**YOUR OBJECTIVE**
Every record must be repeated exactly; omit any pictures they contain.

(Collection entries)

※ ※ ※

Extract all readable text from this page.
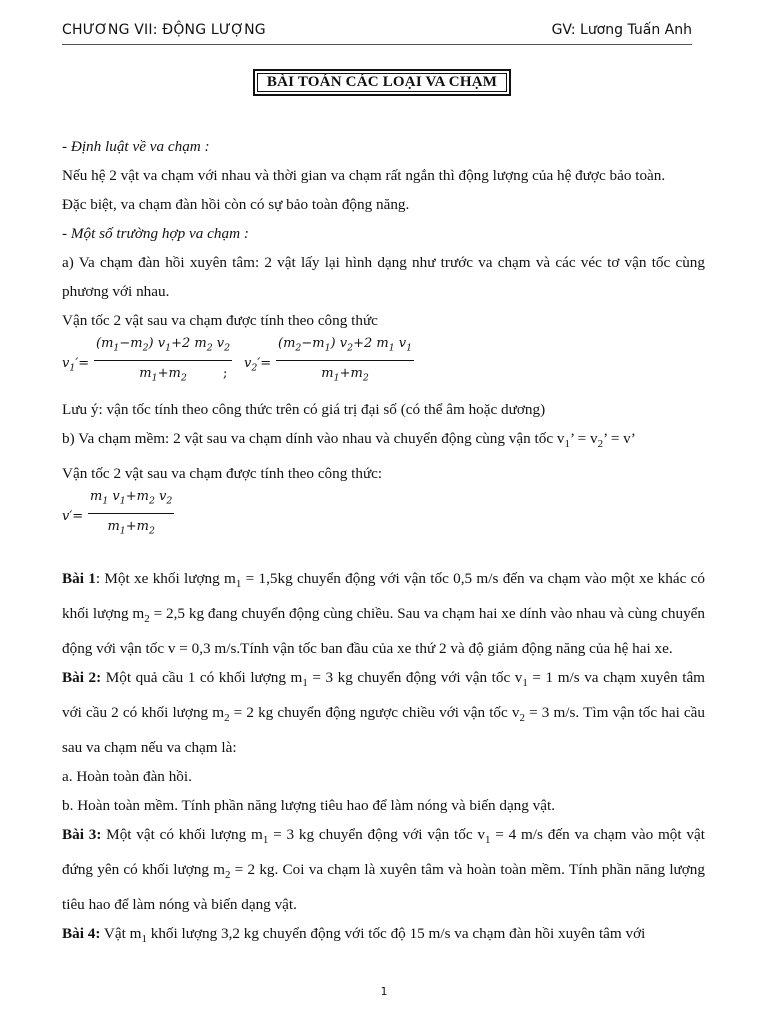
CHƯƠNG VII: ĐỘNG LƯỢNG	GV: Lương Tuấn Anh
BÀI TOÁN CÁC LOẠI VA CHẠM

- Định luật về va chạm :

Nếu hệ 2 vật va chạm với nhau và thời gian va chạm rất ngắn thì động lượng của hệ được bảo toàn.

Đặc biệt, va chạm đàn hồi còn có sự bảo toàn động năng.

- Một số trường hợp va chạm :

a) Va chạm đàn hồi xuyên tâm: 2 vật lấy lại hình dạng như trước va chạm và các véc tơ vận tốc cùng phương với nhau.

Vận tốc 2 vật sau va chạm được tính theo công thức

$v_1'= \frac{(m_1-m_2) v_1+2 m_2 v_2}{m_1+m_2}$
;
$v_2'= \frac{(m_2-m_1) v_2+2 m_1 v_1}{m_1+m_2}$

Lưu ý: vận tốc tính theo công thức trên có giá trị đại số (có thể âm hoặc dương)

b) Va chạm mềm: 2 vật sau va chạm dính vào nhau và chuyển động cùng vận tốc $v_1$’ = $v_2$’ = v’

Vận tốc 2 vật sau va chạm được tính theo công thức:

$v'= \frac{m_1 v_1+m_2 v_2}{m_1+m_2}$

Bài 1: Một xe khối lượng $m_1 = 1,5kg$ chuyển động với vận tốc 0,5 m/s đến va chạm vào một xe khác có khối lượng $m_2 = 2,5$ kg đang chuyển động cùng chiều. Sau va chạm hai xe dính vào nhau và cùng chuyển động với vận tốc v = 0,3 m/s.Tính vận tốc ban đầu của xe thứ 2 và độ giảm động năng của hệ hai xe.

Bài 2: Một quả cầu 1 có khối lượng $m_1 = 3$ kg chuyển động với vận tốc $v_1 = 1$ m/s va chạm xuyên tâm với cầu 2 có khối lượng $m_2 = 2$ kg chuyển động ngược chiều với vận tốc $v_2 = 3$ m/s. Tìm vận tốc hai cầu sau va chạm nếu va chạm là:

a. Hoàn toàn đàn hồi.

b. Hoàn toàn mềm. Tính phần năng lượng tiêu hao để làm nóng và biến dạng vật.

Bài 3: Một vật có khối lượng $m_1 = 3$ kg chuyển động với vận tốc $v_1 = 4$ m/s đến va chạm vào một vật đứng yên có khối lượng $m_2 = 2$ kg. Coi va chạm là xuyên tâm và hoàn toàn mềm. Tính phần năng lượng tiêu hao để làm nóng và biến dạng vật.

Bài 4: Vật $m_1$ khối lượng 3,2 kg chuyển động với tốc độ 15 m/s va chạm đàn hồi xuyên tâm với

1
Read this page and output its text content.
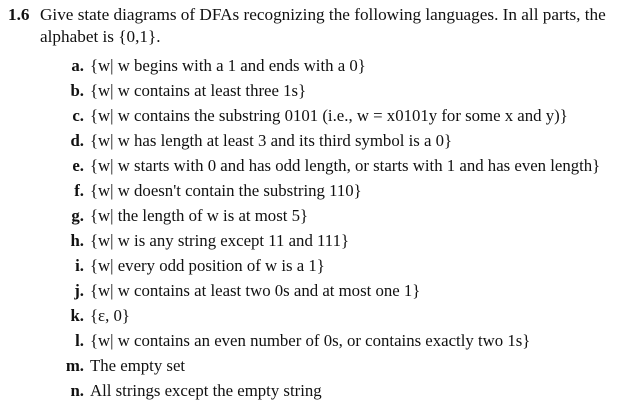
1.6 Give state diagrams of DFAs recognizing the following languages. In all parts, the
alphabet is {0,1}.
a. {w| w begins with a 1 and ends with a 0}
b. {w| w contains at least three 1s}
c. {w| w contains the substring 0101 (i.e., w = x0101y for some x and y)}
d. {w| w has length at least 3 and its third symbol is a 0}
e. {w| w starts with 0 and has odd length, or starts with 1 and has even length}
f. {w| w doesn't contain the substring 110}
g. {w| the length of w is at most 5}
h. {w| w is any string except 11 and 111}
i. {w| every odd position of w is a 1}
j. {w| w contains at least two 0s and at most one 1}
k. {ε, 0}
l. {w| w contains an even number of 0s, or contains exactly two 1s}
m. The empty set
n. All strings except the empty string
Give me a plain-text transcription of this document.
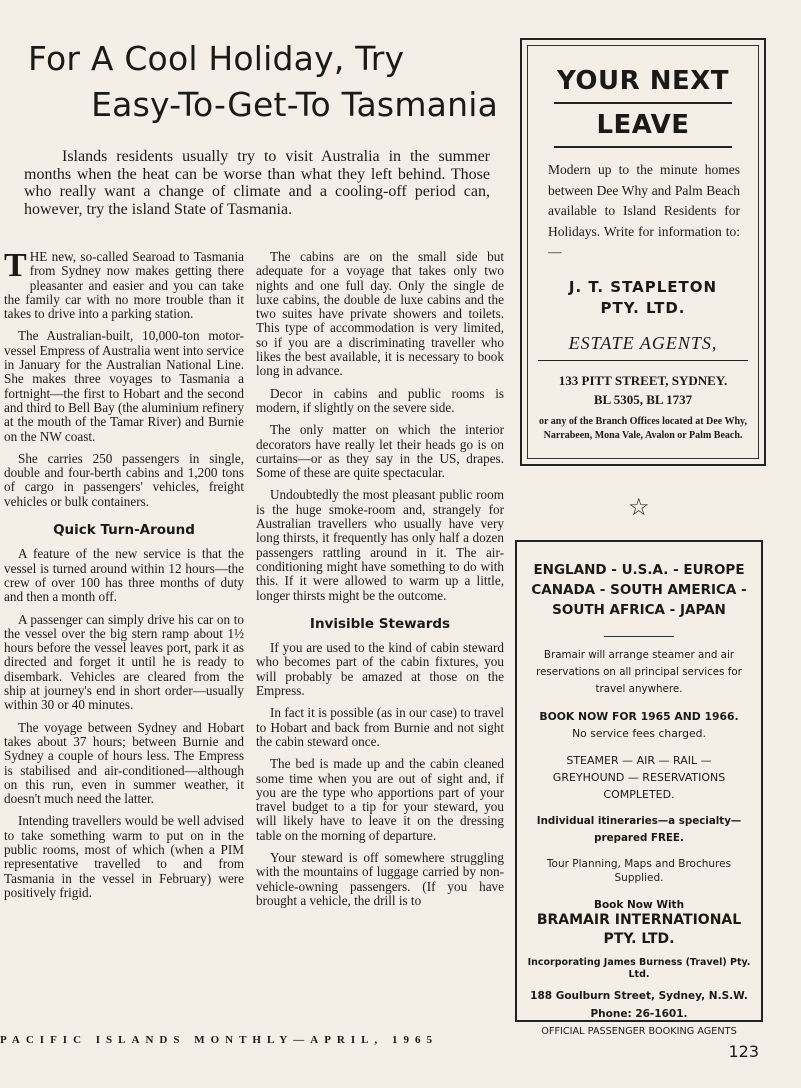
For A Cool Holiday, Try
Easy-To-Get-To Tasmania
Islands residents usually try to visit Australia in the summer months when the heat can be worse than what they left behind. Those who really want a change of climate and a cooling-off period can, however, try the island State of Tasmania.

THE new, so-called Searoad to Tasmania from Sydney now makes getting there pleasanter and easier and you can take the family car with no more trouble than it takes to drive into a parking station.

The Australian-built, 10,000-ton motor-vessel Empress of Australia went into service in January for the Australian National Line. She makes three voyages to Tasmania a fortnight—the first to Hobart and the second and third to Bell Bay (the aluminium refinery at the mouth of the Tamar River) and Burnie on the NW coast.

She carries 250 passengers in single, double and four-berth cabins and 1,200 tons of cargo in passengers' vehicles, freight vehicles or bulk containers.

Quick Turn-Around

A feature of the new service is that the vessel is turned around within 12 hours—the crew of over 100 has three months of duty and then a month off.

A passenger can simply drive his car on to the vessel over the big stern ramp about 1½ hours before the vessel leaves port, park it as directed and forget it until he is ready to disembark. Vehicles are cleared from the ship at journey's end in short order—usually within 30 or 40 minutes.

The voyage between Sydney and Hobart takes about 37 hours; between Burnie and Sydney a couple of hours less. The Empress is stabilised and air-conditioned—although on this run, even in summer weather, it doesn't much need the latter.

Intending travellers would be well advised to take something warm to put on in the public rooms, most of which (when a PIM representative travelled to and from Tasmania in the vessel in February) were positively frigid.

The cabins are on the small side but adequate for a voyage that takes only two nights and one full day. Only the single de luxe cabins, the double de luxe cabins and the two suites have private showers and toilets. This type of accommodation is very limited, so if you are a discriminating traveller who likes the best available, it is necessary to book long in advance.

Decor in cabins and public rooms is modern, if slightly on the severe side.

The only matter on which the interior decorators have really let their heads go is on curtains—or as they say in the US, drapes. Some of these are quite spectacular.

Undoubtedly the most pleasant public room is the huge smoke-room and, strangely for Australian travellers who usually have very long thirsts, it frequently has only half a dozen passengers rattling around in it. The air-conditioning might have something to do with this. If it were allowed to warm up a little, longer thirsts might be the outcome.

Invisible Stewards

If you are used to the kind of cabin steward who becomes part of the cabin fixtures, you will probably be amazed at those on the Empress.

In fact it is possible (as in our case) to travel to Hobart and back from Burnie and not sight the cabin steward once.

The bed is made up and the cabin cleaned some time when you are out of sight and, if you are the type who apportions part of your travel budget to a tip for your steward, you will likely have to leave it on the dressing table on the morning of departure.

Your steward is off somewhere struggling with the mountains of luggage carried by non-vehicle-owning passengers. (If you have brought a vehicle, the drill is to

PACIFIC ISLANDS MONTHLY—APRIL, 1965
123
YOUR NEXT
LEAVE
Modern up to the minute homes between Dee Why and Palm Beach available to Island Residents for Holidays. Write for information to:—
J. T. STAPLETON
PTY. LTD.
ESTATE AGENTS,
133 PITT STREET, SYDNEY.
BL 5305, BL 1737
or any of the Branch Offices located at Dee Why, Narrabeen, Mona Vale, Avalon or Palm Beach.
☆
ENGLAND - U.S.A. - EUROPE
CANADA - SOUTH AMERICA -
SOUTH AFRICA - JAPAN

Bramair will arrange steamer and air reservations on all principal services for travel anywhere.

BOOK NOW FOR 1965 AND 1966.
No service fees charged.

STEAMER — AIR — RAIL — GREYHOUND — RESERVATIONS COMPLETED.

Individual itineraries—a specialty—prepared FREE.

Tour Planning, Maps and Brochures Supplied.

Book Now With

BRAMAIR INTERNATIONAL
PTY. LTD.

Incorporating James Burness (Travel) Pty. Ltd.

188 Goulburn Street, Sydney, N.S.W.
Phone: 26-1601.

OFFICIAL PASSENGER BOOKING AGENTS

※ ※ ※

**RESULT FOR THIS TASK**
Extract all readable text from this page.
CHƯƠNG VII: ĐỘNG LƯỢNG	GV: Lương Tuấn Anh
BÀI TOÁN CÁC LOẠI VA CHẠM

- Định luật về va chạm :

Nếu hệ 2 vật va chạm với nhau và thời gian va chạm rất ngắn thì động lượng của hệ được bảo toàn.

Đặc biệt, va chạm đàn hồi còn có sự bảo toàn động năng.

- Một số trường hợp va chạm :

a) Va chạm đàn hồi xuyên tâm: 2 vật lấy lại hình dạng như trước va chạm và các véc tơ vận tốc cùng phương với nhau.

Vận tốc 2 vật sau va chạm được tính theo công thức

$v_1'= \frac{(m_1-m_2) v_1+2 m_2 v_2}{m_1+m_2}$
;
$v_2'= \frac{(m_2-m_1) v_2+2 m_1 v_1}{m_1+m_2}$

Lưu ý: vận tốc tính theo công thức trên có giá trị đại số (có thể âm hoặc dương)

b) Va chạm mềm: 2 vật sau va chạm dính vào nhau và chuyển động cùng vận tốc $v_1$’ = $v_2$’ = v’

Vận tốc 2 vật sau va chạm được tính theo công thức:

$v'= \frac{m_1 v_1+m_2 v_2}{m_1+m_2}$

Bài 1: Một xe khối lượng $m_1 = 1,5kg$ chuyển động với vận tốc 0,5 m/s đến va chạm vào một xe khác có khối lượng $m_2 = 2,5$ kg đang chuyển động cùng chiều. Sau va chạm hai xe dính vào nhau và cùng chuyển động với vận tốc v = 0,3 m/s.Tính vận tốc ban đầu của xe thứ 2 và độ giảm động năng của hệ hai xe.

Bài 2: Một quả cầu 1 có khối lượng $m_1 = 3$ kg chuyển động với vận tốc $v_1 = 1$ m/s va chạm xuyên tâm với cầu 2 có khối lượng $m_2 = 2$ kg chuyển động ngược chiều với vận tốc $v_2 = 3$ m/s. Tìm vận tốc hai cầu sau va chạm nếu va chạm là:

a. Hoàn toàn đàn hồi.

b. Hoàn toàn mềm. Tính phần năng lượng tiêu hao để làm nóng và biến dạng vật.

Bài 3: Một vật có khối lượng $m_1 = 3$ kg chuyển động với vận tốc $v_1 = 4$ m/s đến va chạm vào một vật đứng yên có khối lượng $m_2 = 2$ kg. Coi va chạm là xuyên tâm và hoàn toàn mềm. Tính phần năng lượng tiêu hao để làm nóng và biến dạng vật.

Bài 4: Vật $m_1$ khối lượng 3,2 kg chuyển động với tốc độ 15 m/s va chạm đàn hồi xuyên tâm với

1
Read this page and output its text content.
1.6 Give state diagrams of DFAs recognizing the following languages. In all parts, the
alphabet is {0,1}.
a. {w| w begins with a 1 and ends with a 0}
b. {w| w contains at least three 1s}
c. {w| w contains the substring 0101 (i.e., w = x0101y for some x and y)}
d. {w| w has length at least 3 and its third symbol is a 0}
e. {w| w starts with 0 and has odd length, or starts with 1 and has even length}
f. {w| w doesn't contain the substring 110}
g. {w| the length of w is at most 5}
h. {w| w is any string except 11 and 111}
i. {w| every odd position of w is a 1}
j. {w| w contains at least two 0s and at most one 1}
k. {ε, 0}
l. {w| w contains an even number of 0s, or contains exactly two 1s}
m. The empty set
n. All strings except the empty string
Give me a plain-text transcription of this document.
For A Cool Holiday, Try
Easy-To-Get-To Tasmania
Islands residents usually try to visit Australia in the summer months when the heat can be worse than what they left behind. Those who really want a change of climate and a cooling-off period can, however, try the island State of Tasmania.

THE new, so-called Searoad to Tasmania from Sydney now makes getting there pleasanter and easier and you can take the family car with no more trouble than it takes to drive into a parking station.

The Australian-built, 10,000-ton motor-vessel Empress of Australia went into service in January for the Australian National Line. She makes three voyages to Tasmania a fortnight—the first to Hobart and the second and third to Bell Bay (the aluminium refinery at the mouth of the Tamar River) and Burnie on the NW coast.

She carries 250 passengers in single, double and four-berth cabins and 1,200 tons of cargo in passengers' vehicles, freight vehicles or bulk containers.

Quick Turn-Around

A feature of the new service is that the vessel is turned around within 12 hours—the crew of over 100 has three months of duty and then a month off.

A passenger can simply drive his car on to the vessel over the big stern ramp about 1½ hours before the vessel leaves port, park it as directed and forget it until he is ready to disembark. Vehicles are cleared from the ship at journey's end in short order—usually within 30 or 40 minutes.

The voyage between Sydney and Hobart takes about 37 hours; between Burnie and Sydney a couple of hours less. The Empress is stabilised and air-conditioned—although on this run, even in summer weather, it doesn't much need the latter.

Intending travellers would be well advised to take something warm to put on in the public rooms, most of which (when a PIM representative travelled to and from Tasmania in the vessel in February) were positively frigid.

The cabins are on the small side but adequate for a voyage that takes only two nights and one full day. Only the single de luxe cabins, the double de luxe cabins and the two suites have private showers and toilets. This type of accommodation is very limited, so if you are a discriminating traveller who likes the best available, it is necessary to book long in advance.

Decor in cabins and public rooms is modern, if slightly on the severe side.

The only matter on which the interior decorators have really let their heads go is on curtains—or as they say in the US, drapes. Some of these are quite spectacular.

Undoubtedly the most pleasant public room is the huge smoke-room and, strangely for Australian travellers who usually have very long thirsts, it frequently has only half a dozen passengers rattling around in it. The air-conditioning might have something to do with this. If it were allowed to warm up a little, longer thirsts might be the outcome.

Invisible Stewards

If you are used to the kind of cabin steward who becomes part of the cabin fixtures, you will probably be amazed at those on the Empress.

In fact it is possible (as in our case) to travel to Hobart and back from Burnie and not sight the cabin steward once.

The bed is made up and the cabin cleaned some time when you are out of sight and, if you are the type who apportions part of your travel budget to a tip for your steward, you will likely have to leave it on the dressing table on the morning of departure.

Your steward is off somewhere struggling with the mountains of luggage carried by non-vehicle-owning passengers. (If you have brought a vehicle, the drill is to

PACIFIC ISLANDS MONTHLY—APRIL, 1965
123
YOUR NEXT
LEAVE
Modern up to the minute homes between Dee Why and Palm Beach available to Island Residents for Holidays. Write for information to:—
J. T. STAPLETON
PTY. LTD.
ESTATE AGENTS,
133 PITT STREET, SYDNEY.
BL 5305, BL 1737
or any of the Branch Offices located at Dee Why, Narrabeen, Mona Vale, Avalon or Palm Beach.
☆
ENGLAND - U.S.A. - EUROPE
CANADA - SOUTH AMERICA -
SOUTH AFRICA - JAPAN

Bramair will arrange steamer and air reservations on all principal services for travel anywhere.

BOOK NOW FOR 1965 AND 1966.
No service fees charged.

STEAMER — AIR — RAIL — GREYHOUND — RESERVATIONS COMPLETED.

Individual itineraries—a specialty—prepared FREE.

Tour Planning, Maps and Brochures Supplied.

Book Now With

BRAMAIR INTERNATIONAL
PTY. LTD.

Incorporating James Burness (Travel) Pty. Ltd.

188 Goulburn Street, Sydney, N.S.W.
Phone: 26-1601.

OFFICIAL PASSENGER BOOKING AGENTS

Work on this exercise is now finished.